» THE RECORDS

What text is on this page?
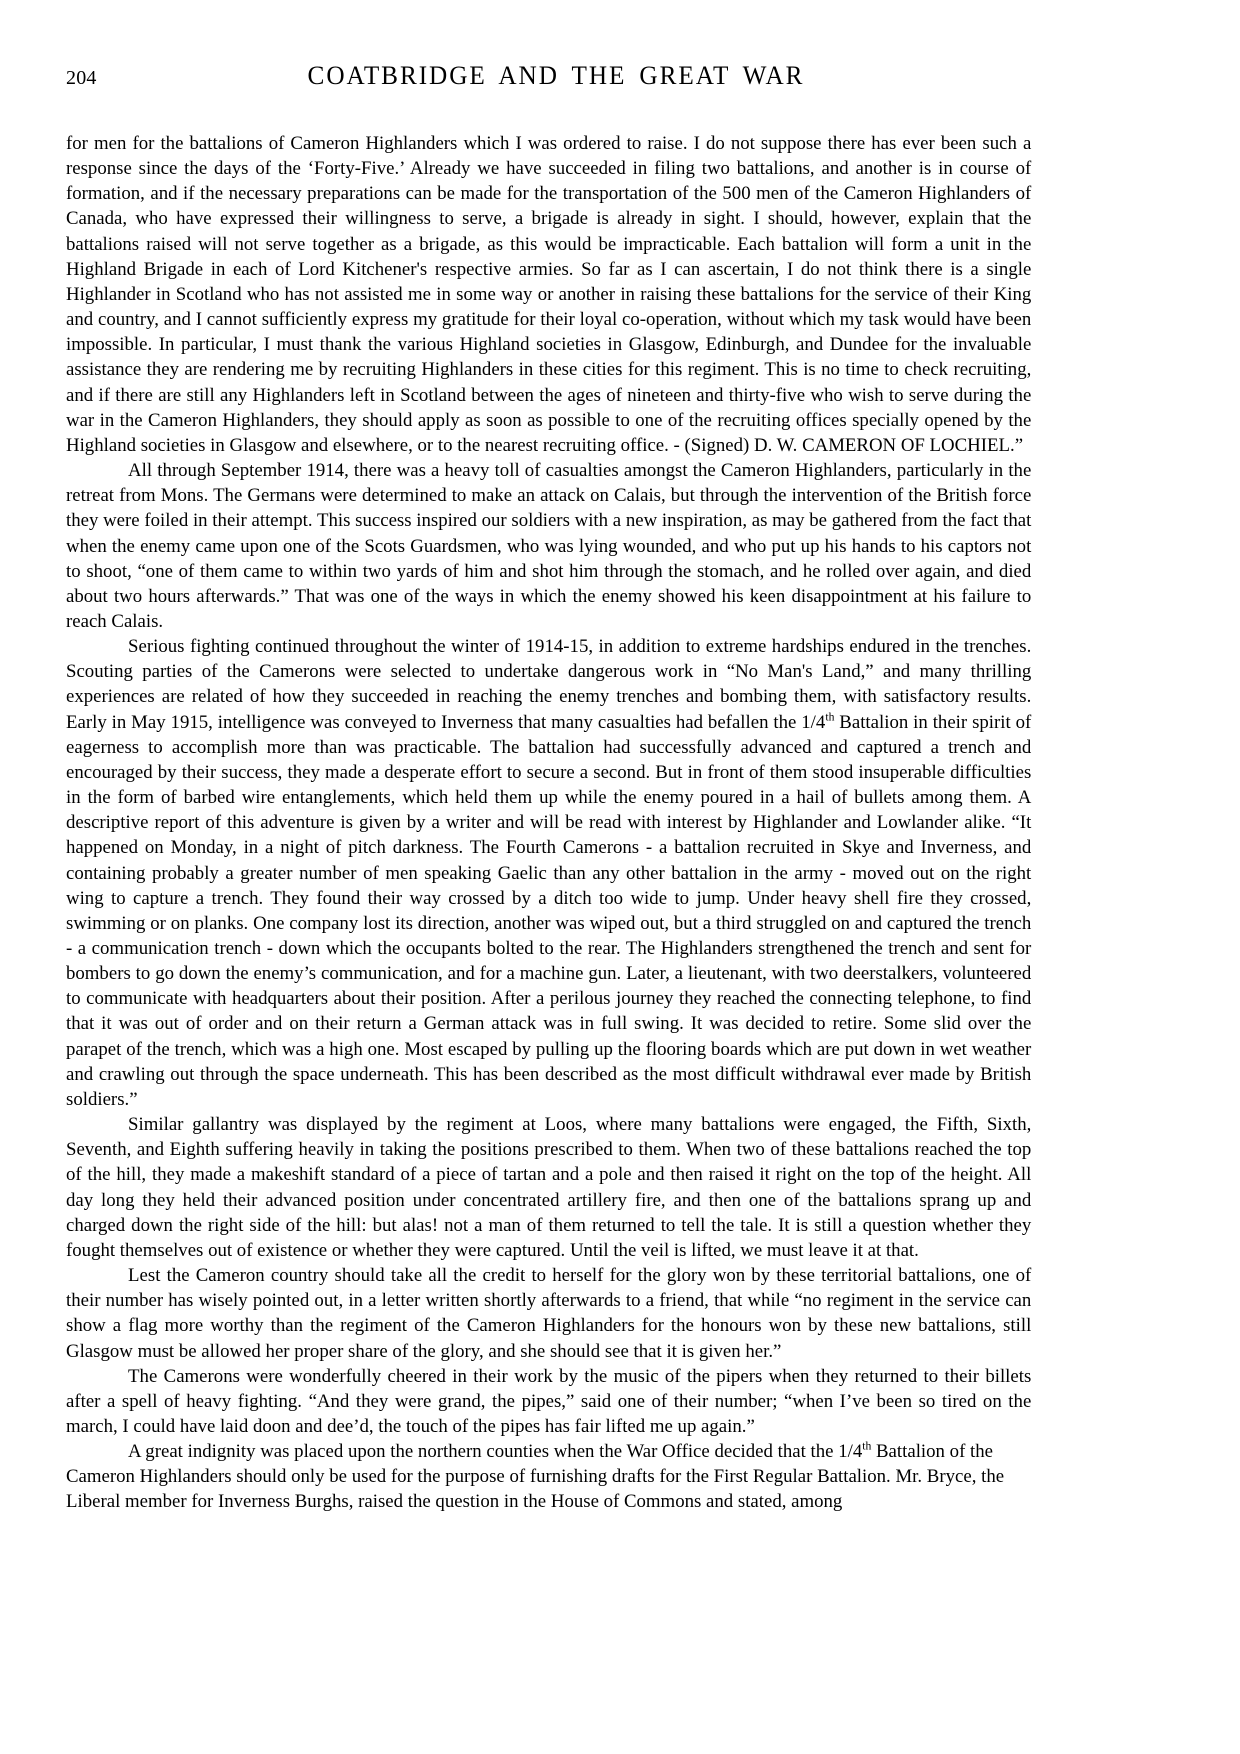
204	COATBRIDGE AND THE GREAT WAR

for men for the battalions of Cameron Highlanders which I was ordered to raise. I do not suppose there has ever been such a response since the days of the ‘Forty-Five.’ Already we have succeeded in filing two battalions, and another is in course of formation, and if the necessary preparations can be made for the transportation of the 500 men of the Cameron Highlanders of Canada, who have expressed their willingness to serve, a brigade is already in sight. I should, however, explain that the battalions raised will not serve together as a brigade, as this would be impracticable. Each battalion will form a unit in the Highland Brigade in each of Lord Kitchener's respective armies. So far as I can ascertain, I do not think there is a single Highlander in Scotland who has not assisted me in some way or another in raising these battalions for the service of their King and country, and I cannot sufficiently express my gratitude for their loyal co-operation, without which my task would have been impossible. In particular, I must thank the various Highland societies in Glasgow, Edinburgh, and Dundee for the invaluable assistance they are rendering me by recruiting Highlanders in these cities for this regiment. This is no time to check recruiting, and if there are still any Highlanders left in Scotland between the ages of nineteen and thirty-five who wish to serve during the war in the Cameron Highlanders, they should apply as soon as possible to one of the recruiting offices specially opened by the Highland societies in Glasgow and elsewhere, or to the nearest recruiting office. - (Signed) D. W. CAMERON OF LOCHIEL.”

All through September 1914, there was a heavy toll of casualties amongst the Cameron Highlanders, particularly in the retreat from Mons. The Germans were determined to make an attack on Calais, but through the intervention of the British force they were foiled in their attempt. This success inspired our soldiers with a new inspiration, as may be gathered from the fact that when the enemy came upon one of the Scots Guardsmen, who was lying wounded, and who put up his hands to his captors not to shoot, “one of them came to within two yards of him and shot him through the stomach, and he rolled over again, and died about two hours afterwards.” That was one of the ways in which the enemy showed his keen disappointment at his failure to reach Calais.

Serious fighting continued throughout the winter of 1914-15, in addition to extreme hardships endured in the trenches. Scouting parties of the Camerons were selected to undertake dangerous work in “No Man's Land,” and many thrilling experiences are related of how they succeeded in reaching the enemy trenches and bombing them, with satisfactory results. Early in May 1915, intelligence was conveyed to Inverness that many casualties had befallen the 1/4th Battalion in their spirit of eagerness to accomplish more than was practicable. The battalion had successfully advanced and captured a trench and encouraged by their success, they made a desperate effort to secure a second. But in front of them stood insuperable difficulties in the form of barbed wire entanglements, which held them up while the enemy poured in a hail of bullets among them. A descriptive report of this adventure is given by a writer and will be read with interest by Highlander and Lowlander alike. “It happened on Monday, in a night of pitch darkness. The Fourth Camerons - a battalion recruited in Skye and Inverness, and containing probably a greater number of men speaking Gaelic than any other battalion in the army - moved out on the right wing to capture a trench. They found their way crossed by a ditch too wide to jump. Under heavy shell fire they crossed, swimming or on planks. One company lost its direction, another was wiped out, but a third struggled on and captured the trench - a communication trench - down which the occupants bolted to the rear. The Highlanders strengthened the trench and sent for bombers to go down the enemy’s communication, and for a machine gun. Later, a lieutenant, with two deerstalkers, volunteered to communicate with headquarters about their position. After a perilous journey they reached the connecting telephone, to find that it was out of order and on their return a German attack was in full swing. It was decided to retire. Some slid over the parapet of the trench, which was a high one. Most escaped by pulling up the flooring boards which are put down in wet weather and crawling out through the space underneath. This has been described as the most difficult withdrawal ever made by British soldiers.”

Similar gallantry was displayed by the regiment at Loos, where many battalions were engaged, the Fifth, Sixth, Seventh, and Eighth suffering heavily in taking the positions prescribed to them. When two of these battalions reached the top of the hill, they made a makeshift standard of a piece of tartan and a pole and then raised it right on the top of the height. All day long they held their advanced position under concentrated artillery fire, and then one of the battalions sprang up and charged down the right side of the hill: but alas! not a man of them returned to tell the tale. It is still a question whether they fought themselves out of existence or whether they were captured. Until the veil is lifted, we must leave it at that.

Lest the Cameron country should take all the credit to herself for the glory won by these territorial battalions, one of their number has wisely pointed out, in a letter written shortly afterwards to a friend, that while “no regiment in the service can show a flag more worthy than the regiment of the Cameron Highlanders for the honours won by these new battalions, still Glasgow must be allowed her proper share of the glory, and she should see that it is given her.”

The Camerons were wonderfully cheered in their work by the music of the pipers when they returned to their billets after a spell of heavy fighting. “And they were grand, the pipes,” said one of their number; “when I’ve been so tired on the march, I could have laid doon and dee’d, the touch of the pipes has fair lifted me up again.”

A great indignity was placed upon the northern counties when the War Office decided that the 1/4th Battalion of the Cameron Highlanders should only be used for the purpose of furnishing drafts for the First Regular Battalion. Mr. Bryce, the Liberal member for Inverness Burghs, raised the question in the House of Commons and stated, among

» EXERCISE REQUIREMENTS
Leave the pictures out and reproduce each record exactly as written.

» FINISHED TASK
What text is on this page?
204	COATBRIDGE AND THE GREAT WAR

for men for the battalions of Cameron Highlanders which I was ordered to raise. I do not suppose there has ever been such a response since the days of the ‘Forty-Five.’ Already we have succeeded in filing two battalions, and another is in course of formation, and if the necessary preparations can be made for the transportation of the 500 men of the Cameron Highlanders of Canada, who have expressed their willingness to serve, a brigade is already in sight. I should, however, explain that the battalions raised will not serve together as a brigade, as this would be impracticable. Each battalion will form a unit in the Highland Brigade in each of Lord Kitchener's respective armies. So far as I can ascertain, I do not think there is a single Highlander in Scotland who has not assisted me in some way or another in raising these battalions for the service of their King and country, and I cannot sufficiently express my gratitude for their loyal co-operation, without which my task would have been impossible. In particular, I must thank the various Highland societies in Glasgow, Edinburgh, and Dundee for the invaluable assistance they are rendering me by recruiting Highlanders in these cities for this regiment. This is no time to check recruiting, and if there are still any Highlanders left in Scotland between the ages of nineteen and thirty-five who wish to serve during the war in the Cameron Highlanders, they should apply as soon as possible to one of the recruiting offices specially opened by the Highland societies in Glasgow and elsewhere, or to the nearest recruiting office. - (Signed) D. W. CAMERON OF LOCHIEL.”

All through September 1914, there was a heavy toll of casualties amongst the Cameron Highlanders, particularly in the retreat from Mons. The Germans were determined to make an attack on Calais, but through the intervention of the British force they were foiled in their attempt. This success inspired our soldiers with a new inspiration, as may be gathered from the fact that when the enemy came upon one of the Scots Guardsmen, who was lying wounded, and who put up his hands to his captors not to shoot, “one of them came to within two yards of him and shot him through the stomach, and he rolled over again, and died about two hours afterwards.” That was one of the ways in which the enemy showed his keen disappointment at his failure to reach Calais.

Serious fighting continued throughout the winter of 1914-15, in addition to extreme hardships endured in the trenches. Scouting parties of the Camerons were selected to undertake dangerous work in “No Man's Land,” and many thrilling experiences are related of how they succeeded in reaching the enemy trenches and bombing them, with satisfactory results. Early in May 1915, intelligence was conveyed to Inverness that many casualties had befallen the 1/4th Battalion in their spirit of eagerness to accomplish more than was practicable. The battalion had successfully advanced and captured a trench and encouraged by their success, they made a desperate effort to secure a second. But in front of them stood insuperable difficulties in the form of barbed wire entanglements, which held them up while the enemy poured in a hail of bullets among them. A descriptive report of this adventure is given by a writer and will be read with interest by Highlander and Lowlander alike. “It happened on Monday, in a night of pitch darkness. The Fourth Camerons - a battalion recruited in Skye and Inverness, and containing probably a greater number of men speaking Gaelic than any other battalion in the army - moved out on the right wing to capture a trench. They found their way crossed by a ditch too wide to jump. Under heavy shell fire they crossed, swimming or on planks. One company lost its direction, another was wiped out, but a third struggled on and captured the trench - a communication trench - down which the occupants bolted to the rear. The Highlanders strengthened the trench and sent for bombers to go down the enemy’s communication, and for a machine gun. Later, a lieutenant, with two deerstalkers, volunteered to communicate with headquarters about their position. After a perilous journey they reached the connecting telephone, to find that it was out of order and on their return a German attack was in full swing. It was decided to retire. Some slid over the parapet of the trench, which was a high one. Most escaped by pulling up the flooring boards which are put down in wet weather and crawling out through the space underneath. This has been described as the most difficult withdrawal ever made by British soldiers.”

Similar gallantry was displayed by the regiment at Loos, where many battalions were engaged, the Fifth, Sixth, Seventh, and Eighth suffering heavily in taking the positions prescribed to them. When two of these battalions reached the top of the hill, they made a makeshift standard of a piece of tartan and a pole and then raised it right on the top of the height. All day long they held their advanced position under concentrated artillery fire, and then one of the battalions sprang up and charged down the right side of the hill: but alas! not a man of them returned to tell the tale. It is still a question whether they fought themselves out of existence or whether they were captured. Until the veil is lifted, we must leave it at that.

Lest the Cameron country should take all the credit to herself for the glory won by these territorial battalions, one of their number has wisely pointed out, in a letter written shortly afterwards to a friend, that while “no regiment in the service can show a flag more worthy than the regiment of the Cameron Highlanders for the honours won by these new battalions, still Glasgow must be allowed her proper share of the glory, and she should see that it is given her.”

The Camerons were wonderfully cheered in their work by the music of the pipers when they returned to their billets after a spell of heavy fighting. “And they were grand, the pipes,” said one of their number; “when I’ve been so tired on the march, I could have laid doon and dee’d, the touch of the pipes has fair lifted me up again.”

A great indignity was placed upon the northern counties when the War Office decided that the 1/4th Battalion of the Cameron Highlanders should only be used for the purpose of furnishing drafts for the First Regular Battalion. Mr. Bryce, the Liberal member for Inverness Burghs, raised the question in the House of Commons and stated, among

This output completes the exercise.